* Kutipan Halaman:
--------------------------------

Republika, Minggu, 10 Desember 2006 
<http://www.republika.co.id/koran_detail.asp?id=275008>
<http://www.republika.co.id/kolom_detail.asp?id=275008&kat_id=49> 
<http://www.republika.co.id/kolom_detail.asp?id=275008&kat_id=49>
Ternyata tak mudah jadi orang Islam yang baik. Apalagi jadi Muslim yang 
cerdas dan cerah diri. Ilmu agama boleh setumpuk gunung, tapi praktik 
beragama tak seringan kapas. Senyum dan damai mudah ditablighkan, namun 
pengamalannya tak semudah teorinya. Lantas terjadilah paradoks, kata tak 
seindah tindakan.

Kini kaum Muslim di negeri ini memang banyak disuguhi oleh begitu banyak 
sajian keagamaan yang begitu manis dan marak. Penuh pesona keagamaan 
yang mengharu-biru. Pesona yang menghipnotis umat untuk masuk dalam 
arena keagamaan populer. Menampilkan agama ringan dan lucu, tak 
menyentuh dasar dan makna yang aktual. Agama yang memikat publik, 
sekaligus menjadi magnet para pemilik modal di dunia pasar.

--------------------------------

* Bagian Data:
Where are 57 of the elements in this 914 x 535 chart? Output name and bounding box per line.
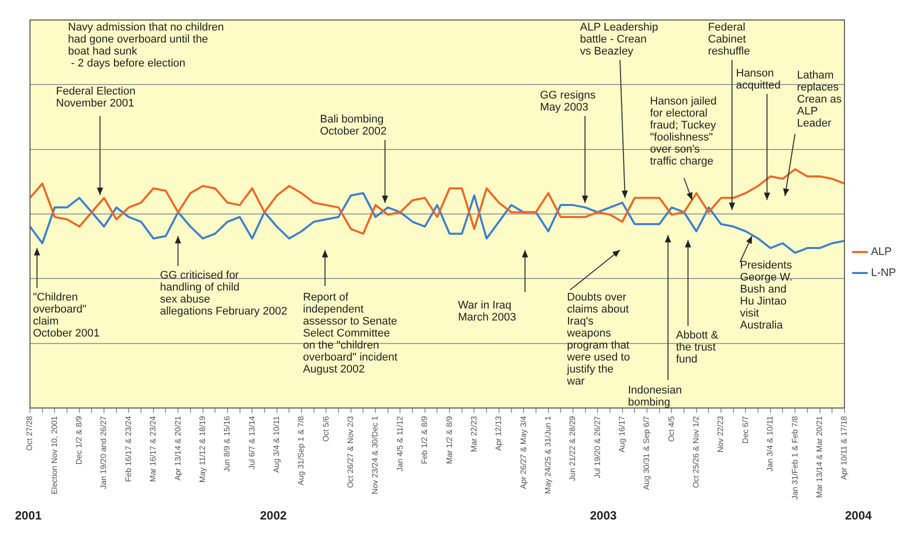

--------------------------------

* Tugas yang Dikerjakan:
(a) Menurut kutipan halaman, sajian keagamaan seperti apa yang kini banyak disuguhkan kepada kaum Muslim di negeri ini?
(b) Rangkum kutipan halaman dalam dua kalimat.
Jawab hanya berdasarkan kutipan halaman.

* Jawaban:
(a) Sajian keagamaan yang begitu manis dan marak.

(b) Ternyata tak mudah menjadi Muslim yang baik: praktik beragama tak seringan kapas dan pengamalannya tak semudah teorinya, sehingga kata tak seindah tindakan. Kini kaum Muslim di negeri ini banyak disuguhi agama populer yang ringan dan lucu, yang tak menyentuh dasar dan makna yang aktual serta menjadi magnet para pemilik modal.